Prompt A: Determine whether each statement agrees with the essential oils abstract below. Answer yes or no for each and quote the deciding words: (i) six essential oils paralyzed worms with EC50 values between 0.02 and 2%; (ii) worms lacking MOD-1 were resistant to trans-cinnamaldehyde; (iii) the study used Caenorhabditis elegans as a model.
Prompt B: Translate into Spanish this sentence from the essential oils abstract below: "By modulating receptors with key roles in worm motility, EOs emerge as sources of multitarget compounds with high potential for anthelmintic therapies."

++++ Passage shown ++++

INVESTIGADORES
BOUZAT Cecilia Beatriz
congresos y reuniones científicas
Título:
Multitarget compounds from essential oils as novel anthelmintic drugs
Autor/es:
HERNANDO, G.S.; TURANI, O.; RODRÍGUEZ ARAUJO, N.; BOUZAT, C.B.
Lugar:
Mar del Plata
Reunión:
Congreso; REUNIÓN CONJUNTA SAIC SAI&FAIC SAFIS 2022; 2022
Institución organizadora:
Sociedad Argentina de Investigación Clinica, Sociedad Argentina de Inmunología y Sociedad Argentina de Fisiología
Resumen:
Essential oils (EOs) have a long history in traditional medicine all over the world. In this work we evaluated the anthelmintic potential of different EOs and their main constituents and deciphered the molecular bases of their activity. We use the nematode Caenorhabditis elegans as a model for anthelmintic drug discovery. We combined behavioral assays of wild-type and mutant worms with electrophysiological recordings from cultured cells to identify EOs with potential anthelmintic activity and to reveal the active components, their target sites, and mechanisms of action. We found that six different EOs produced rapid paralysis of worms with different potencies, showing EC50 values between 0.02-2%. All EOs also inhibited egg at similar concentrations than for adult stage, indicating that they can mediate both rapid and long-term anthelmintic effects. For the identification of EOs drug targets, we focused on ligand-gated ion channels (LGIC) involved in worm locomotion and behavior. By testing mutant worms, we identified the muscle GABA receptor and two nicotinic receptors, L-AChR and N-AChR, as targets of EOs and of a main component, trans-cinnamaldehyde (TC). Worms lacking glutamate-activated chloride channels (GLuClR) were partially resistant to TC whereas those lacking a serotonin-activated chloride channel (MOD-1) behaved as the wild-type. To confirm that the receptors are targets of TC, we performed whole-cell and/or single-channel recordings from C. elegans muscle cells and/or mammalian cells heterologously expressing worm receptors. We found that TC significantly reduced muscle L-AChR channel activity (⁓55% at 100 μM), inhibited GluClR currents elicited by glutamate, and did not affect MOD-1 function. The analysis indicated that TC acts as an allosteric inhibitor of several LGICs that are conserved in nematodes. By modulating receptors with key roles in worm motility, EOs emerge as sources of multitarget compounds with high potential for anthelmintic therapies.

++++ Material supplied ++++

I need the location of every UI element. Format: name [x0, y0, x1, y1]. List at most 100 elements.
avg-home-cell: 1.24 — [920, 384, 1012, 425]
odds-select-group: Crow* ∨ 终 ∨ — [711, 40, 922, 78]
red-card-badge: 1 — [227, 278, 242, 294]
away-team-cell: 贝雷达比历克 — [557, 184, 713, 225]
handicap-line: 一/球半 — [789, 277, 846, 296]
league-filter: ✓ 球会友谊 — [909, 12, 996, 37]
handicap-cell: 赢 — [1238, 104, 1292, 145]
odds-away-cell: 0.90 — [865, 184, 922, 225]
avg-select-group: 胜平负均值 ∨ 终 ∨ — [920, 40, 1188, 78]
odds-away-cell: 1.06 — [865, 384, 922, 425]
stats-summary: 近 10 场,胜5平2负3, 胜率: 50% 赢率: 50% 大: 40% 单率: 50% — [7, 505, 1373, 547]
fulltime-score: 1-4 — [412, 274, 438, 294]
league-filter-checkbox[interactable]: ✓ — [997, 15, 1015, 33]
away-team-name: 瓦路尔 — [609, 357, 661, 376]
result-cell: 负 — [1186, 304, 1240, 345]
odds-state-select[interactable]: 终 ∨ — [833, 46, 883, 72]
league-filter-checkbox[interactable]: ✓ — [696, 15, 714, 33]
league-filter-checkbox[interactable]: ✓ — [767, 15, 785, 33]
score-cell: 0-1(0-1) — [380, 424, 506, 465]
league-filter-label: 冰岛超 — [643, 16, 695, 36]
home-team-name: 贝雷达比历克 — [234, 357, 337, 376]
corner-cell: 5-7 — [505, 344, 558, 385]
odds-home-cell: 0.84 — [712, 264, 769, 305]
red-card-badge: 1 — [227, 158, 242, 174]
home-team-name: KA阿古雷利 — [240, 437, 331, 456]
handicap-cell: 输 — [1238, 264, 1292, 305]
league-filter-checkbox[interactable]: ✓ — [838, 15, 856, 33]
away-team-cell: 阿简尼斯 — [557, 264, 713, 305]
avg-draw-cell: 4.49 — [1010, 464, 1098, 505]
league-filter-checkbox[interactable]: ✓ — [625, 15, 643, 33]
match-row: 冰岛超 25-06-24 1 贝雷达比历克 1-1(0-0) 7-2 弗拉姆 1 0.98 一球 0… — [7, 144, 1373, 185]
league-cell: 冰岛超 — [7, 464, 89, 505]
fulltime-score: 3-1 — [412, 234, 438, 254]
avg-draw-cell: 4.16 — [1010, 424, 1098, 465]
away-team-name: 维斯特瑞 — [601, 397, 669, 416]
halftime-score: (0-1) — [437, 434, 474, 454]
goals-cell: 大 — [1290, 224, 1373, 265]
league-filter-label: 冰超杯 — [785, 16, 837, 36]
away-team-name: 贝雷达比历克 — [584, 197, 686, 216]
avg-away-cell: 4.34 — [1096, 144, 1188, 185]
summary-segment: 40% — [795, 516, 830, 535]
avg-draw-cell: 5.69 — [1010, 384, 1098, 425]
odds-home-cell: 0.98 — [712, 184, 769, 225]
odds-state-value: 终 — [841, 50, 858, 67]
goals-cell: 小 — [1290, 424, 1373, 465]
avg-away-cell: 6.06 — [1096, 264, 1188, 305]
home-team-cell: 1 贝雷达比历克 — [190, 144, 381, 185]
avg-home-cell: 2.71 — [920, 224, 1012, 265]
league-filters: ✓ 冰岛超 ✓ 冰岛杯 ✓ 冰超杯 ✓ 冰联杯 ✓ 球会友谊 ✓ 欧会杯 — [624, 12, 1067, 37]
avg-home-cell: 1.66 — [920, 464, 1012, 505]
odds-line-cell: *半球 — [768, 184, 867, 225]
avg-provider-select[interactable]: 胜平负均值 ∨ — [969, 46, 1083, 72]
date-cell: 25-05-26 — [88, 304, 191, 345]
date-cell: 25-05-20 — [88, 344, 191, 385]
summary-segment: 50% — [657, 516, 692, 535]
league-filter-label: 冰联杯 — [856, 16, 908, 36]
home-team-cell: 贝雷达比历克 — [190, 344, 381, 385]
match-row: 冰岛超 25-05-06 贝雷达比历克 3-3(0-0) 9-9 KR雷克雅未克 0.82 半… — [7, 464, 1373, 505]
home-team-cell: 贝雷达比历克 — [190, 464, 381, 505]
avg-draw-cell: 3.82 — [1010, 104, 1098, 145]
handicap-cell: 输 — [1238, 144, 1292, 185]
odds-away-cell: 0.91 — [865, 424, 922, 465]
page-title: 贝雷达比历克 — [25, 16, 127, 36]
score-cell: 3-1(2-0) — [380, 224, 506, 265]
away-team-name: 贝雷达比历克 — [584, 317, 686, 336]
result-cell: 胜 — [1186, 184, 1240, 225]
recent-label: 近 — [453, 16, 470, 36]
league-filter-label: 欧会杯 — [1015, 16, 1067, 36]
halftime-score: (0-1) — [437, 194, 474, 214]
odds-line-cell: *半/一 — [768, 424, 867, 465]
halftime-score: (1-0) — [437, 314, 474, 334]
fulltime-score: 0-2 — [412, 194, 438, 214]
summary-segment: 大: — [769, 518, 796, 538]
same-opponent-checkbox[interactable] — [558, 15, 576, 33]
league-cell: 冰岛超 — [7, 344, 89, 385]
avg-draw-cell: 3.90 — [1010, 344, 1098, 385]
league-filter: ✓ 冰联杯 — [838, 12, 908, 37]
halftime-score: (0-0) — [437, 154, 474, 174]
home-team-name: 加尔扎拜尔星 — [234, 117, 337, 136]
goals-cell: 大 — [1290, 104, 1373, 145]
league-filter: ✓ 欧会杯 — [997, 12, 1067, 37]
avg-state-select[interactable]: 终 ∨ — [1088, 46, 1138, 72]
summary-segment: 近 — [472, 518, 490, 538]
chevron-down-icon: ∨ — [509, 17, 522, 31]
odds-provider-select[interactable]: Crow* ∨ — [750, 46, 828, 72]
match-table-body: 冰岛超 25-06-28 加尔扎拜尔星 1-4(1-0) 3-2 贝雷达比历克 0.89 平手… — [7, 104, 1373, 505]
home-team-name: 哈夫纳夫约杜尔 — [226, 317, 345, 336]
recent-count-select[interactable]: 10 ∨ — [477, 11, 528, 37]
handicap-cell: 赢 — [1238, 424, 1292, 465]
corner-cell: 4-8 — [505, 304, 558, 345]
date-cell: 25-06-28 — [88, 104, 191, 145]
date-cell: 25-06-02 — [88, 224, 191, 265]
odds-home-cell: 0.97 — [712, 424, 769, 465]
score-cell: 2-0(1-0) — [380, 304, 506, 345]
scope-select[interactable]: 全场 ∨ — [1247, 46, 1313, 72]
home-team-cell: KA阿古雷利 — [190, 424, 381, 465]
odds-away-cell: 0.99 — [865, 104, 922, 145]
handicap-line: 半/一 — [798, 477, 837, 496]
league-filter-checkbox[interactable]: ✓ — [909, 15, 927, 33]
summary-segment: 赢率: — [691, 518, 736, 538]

++++

Response A:
(i) Yes: "We found that six different EOs produced rapid paralysis of worms with different potencies, showing EC50 values between 0.02-2%."
(ii) No: "those lacking a serotonin-activated chloride channel (MOD-1) behaved as the wild-type."
(iii) Yes: "We use the nematode Caenorhabditis elegans as a model for anthelmintic drug discovery."

Response B: Al modular receptores con funciones clave en la motilidad de los gusanos, los aceites esenciales surgen como fuentes de compuestos multiblanco con un alto potencial para terapias antihelmínticas.